- **Provided data**

--------------------

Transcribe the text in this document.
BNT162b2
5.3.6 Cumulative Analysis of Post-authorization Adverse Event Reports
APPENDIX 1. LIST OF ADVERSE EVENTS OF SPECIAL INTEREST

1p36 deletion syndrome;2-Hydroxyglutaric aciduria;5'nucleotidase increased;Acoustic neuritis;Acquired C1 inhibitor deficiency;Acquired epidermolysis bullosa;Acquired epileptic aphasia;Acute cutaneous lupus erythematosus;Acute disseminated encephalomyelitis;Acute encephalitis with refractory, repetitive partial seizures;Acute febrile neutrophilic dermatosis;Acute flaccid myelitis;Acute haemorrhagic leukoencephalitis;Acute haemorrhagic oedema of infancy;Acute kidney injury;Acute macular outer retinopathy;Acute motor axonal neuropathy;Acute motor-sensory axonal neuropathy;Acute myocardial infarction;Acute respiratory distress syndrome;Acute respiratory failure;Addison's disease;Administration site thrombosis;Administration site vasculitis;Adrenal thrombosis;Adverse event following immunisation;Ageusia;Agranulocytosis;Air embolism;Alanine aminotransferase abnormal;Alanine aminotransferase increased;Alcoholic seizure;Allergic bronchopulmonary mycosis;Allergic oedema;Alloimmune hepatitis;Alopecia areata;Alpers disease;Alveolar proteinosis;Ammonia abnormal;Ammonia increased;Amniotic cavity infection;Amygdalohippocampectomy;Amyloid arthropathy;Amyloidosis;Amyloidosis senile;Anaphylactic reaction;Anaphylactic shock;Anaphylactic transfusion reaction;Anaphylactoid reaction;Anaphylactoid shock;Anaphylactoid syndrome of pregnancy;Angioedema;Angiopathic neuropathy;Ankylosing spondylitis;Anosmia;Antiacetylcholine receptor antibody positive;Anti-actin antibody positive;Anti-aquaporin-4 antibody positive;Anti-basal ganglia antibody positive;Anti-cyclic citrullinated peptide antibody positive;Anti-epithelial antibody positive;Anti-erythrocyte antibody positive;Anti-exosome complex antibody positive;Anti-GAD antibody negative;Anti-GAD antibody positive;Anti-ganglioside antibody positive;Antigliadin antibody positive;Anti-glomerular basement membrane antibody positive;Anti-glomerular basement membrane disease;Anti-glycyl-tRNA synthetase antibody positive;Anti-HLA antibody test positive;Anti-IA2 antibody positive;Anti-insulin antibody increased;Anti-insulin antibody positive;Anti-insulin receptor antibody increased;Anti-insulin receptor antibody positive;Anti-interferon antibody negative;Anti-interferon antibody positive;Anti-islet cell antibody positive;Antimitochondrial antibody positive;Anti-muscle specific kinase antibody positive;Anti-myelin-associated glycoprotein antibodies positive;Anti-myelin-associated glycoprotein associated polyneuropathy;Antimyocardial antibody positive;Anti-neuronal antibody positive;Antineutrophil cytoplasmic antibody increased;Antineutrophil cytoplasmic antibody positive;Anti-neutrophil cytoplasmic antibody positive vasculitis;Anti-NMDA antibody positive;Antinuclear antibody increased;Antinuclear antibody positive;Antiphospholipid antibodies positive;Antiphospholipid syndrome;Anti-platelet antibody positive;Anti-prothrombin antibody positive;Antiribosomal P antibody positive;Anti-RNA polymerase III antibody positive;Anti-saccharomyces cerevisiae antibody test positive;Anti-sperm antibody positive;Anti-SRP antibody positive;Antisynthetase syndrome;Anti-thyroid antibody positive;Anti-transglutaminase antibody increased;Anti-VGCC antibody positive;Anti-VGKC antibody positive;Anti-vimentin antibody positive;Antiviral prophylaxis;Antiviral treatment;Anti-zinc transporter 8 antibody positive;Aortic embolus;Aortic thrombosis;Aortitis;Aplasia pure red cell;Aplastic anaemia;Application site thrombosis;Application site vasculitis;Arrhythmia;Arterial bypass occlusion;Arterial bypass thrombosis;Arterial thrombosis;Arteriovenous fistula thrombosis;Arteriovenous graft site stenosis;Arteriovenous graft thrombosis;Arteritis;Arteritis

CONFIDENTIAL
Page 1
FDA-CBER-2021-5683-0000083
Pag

--------------------

- **Work to complete**
Each line above must be printed exactly as it appears.

- **Output**
Transcribe the text in this document.
BNT162b2
5.3.6 Cumulative Analysis of Post-authorization Adverse Event Reports
APPENDIX 1. LIST OF ADVERSE EVENTS OF SPECIAL INTEREST

1p36 deletion syndrome;2-Hydroxyglutaric aciduria;5'nucleotidase increased;Acoustic neuritis;Acquired C1 inhibitor deficiency;Acquired epidermolysis bullosa;Acquired epileptic aphasia;Acute cutaneous lupus erythematosus;Acute disseminated encephalomyelitis;Acute encephalitis with refractory, repetitive partial seizures;Acute febrile neutrophilic dermatosis;Acute flaccid myelitis;Acute haemorrhagic leukoencephalitis;Acute haemorrhagic oedema of infancy;Acute kidney injury;Acute macular outer retinopathy;Acute motor axonal neuropathy;Acute motor-sensory axonal neuropathy;Acute myocardial infarction;Acute respiratory distress syndrome;Acute respiratory failure;Addison's disease;Administration site thrombosis;Administration site vasculitis;Adrenal thrombosis;Adverse event following immunisation;Ageusia;Agranulocytosis;Air embolism;Alanine aminotransferase abnormal;Alanine aminotransferase increased;Alcoholic seizure;Allergic bronchopulmonary mycosis;Allergic oedema;Alloimmune hepatitis;Alopecia areata;Alpers disease;Alveolar proteinosis;Ammonia abnormal;Ammonia increased;Amniotic cavity infection;Amygdalohippocampectomy;Amyloid arthropathy;Amyloidosis;Amyloidosis senile;Anaphylactic reaction;Anaphylactic shock;Anaphylactic transfusion reaction;Anaphylactoid reaction;Anaphylactoid shock;Anaphylactoid syndrome of pregnancy;Angioedema;Angiopathic neuropathy;Ankylosing spondylitis;Anosmia;Antiacetylcholine receptor antibody positive;Anti-actin antibody positive;Anti-aquaporin-4 antibody positive;Anti-basal ganglia antibody positive;Anti-cyclic citrullinated peptide antibody positive;Anti-epithelial antibody positive;Anti-erythrocyte antibody positive;Anti-exosome complex antibody positive;Anti-GAD antibody negative;Anti-GAD antibody positive;Anti-ganglioside antibody positive;Antigliadin antibody positive;Anti-glomerular basement membrane antibody positive;Anti-glomerular basement membrane disease;Anti-glycyl-tRNA synthetase antibody positive;Anti-HLA antibody test positive;Anti-IA2 antibody positive;Anti-insulin antibody increased;Anti-insulin antibody positive;Anti-insulin receptor antibody increased;Anti-insulin receptor antibody positive;Anti-interferon antibody negative;Anti-interferon antibody positive;Anti-islet cell antibody positive;Antimitochondrial antibody positive;Anti-muscle specific kinase antibody positive;Anti-myelin-associated glycoprotein antibodies positive;Anti-myelin-associated glycoprotein associated polyneuropathy;Antimyocardial antibody positive;Anti-neuronal antibody positive;Antineutrophil cytoplasmic antibody increased;Antineutrophil cytoplasmic antibody positive;Anti-neutrophil cytoplasmic antibody positive vasculitis;Anti-NMDA antibody positive;Antinuclear antibody increased;Antinuclear antibody positive;Antiphospholipid antibodies positive;Antiphospholipid syndrome;Anti-platelet antibody positive;Anti-prothrombin antibody positive;Antiribosomal P antibody positive;Anti-RNA polymerase III antibody positive;Anti-saccharomyces cerevisiae antibody test positive;Anti-sperm antibody positive;Anti-SRP antibody positive;Antisynthetase syndrome;Anti-thyroid antibody positive;Anti-transglutaminase antibody increased;Anti-VGCC antibody positive;Anti-VGKC antibody positive;Anti-vimentin antibody positive;Antiviral prophylaxis;Antiviral treatment;Anti-zinc transporter 8 antibody positive;Aortic embolus;Aortic thrombosis;Aortitis;Aplasia pure red cell;Aplastic anaemia;Application site thrombosis;Application site vasculitis;Arrhythmia;Arterial bypass occlusion;Arterial bypass thrombosis;Arterial thrombosis;Arteriovenous fistula thrombosis;Arteriovenous graft site stenosis;Arteriovenous graft thrombosis;Arteritis;Arteritis

CONFIDENTIAL
Page 1
FDA-CBER-2021-5683-0000083
Pag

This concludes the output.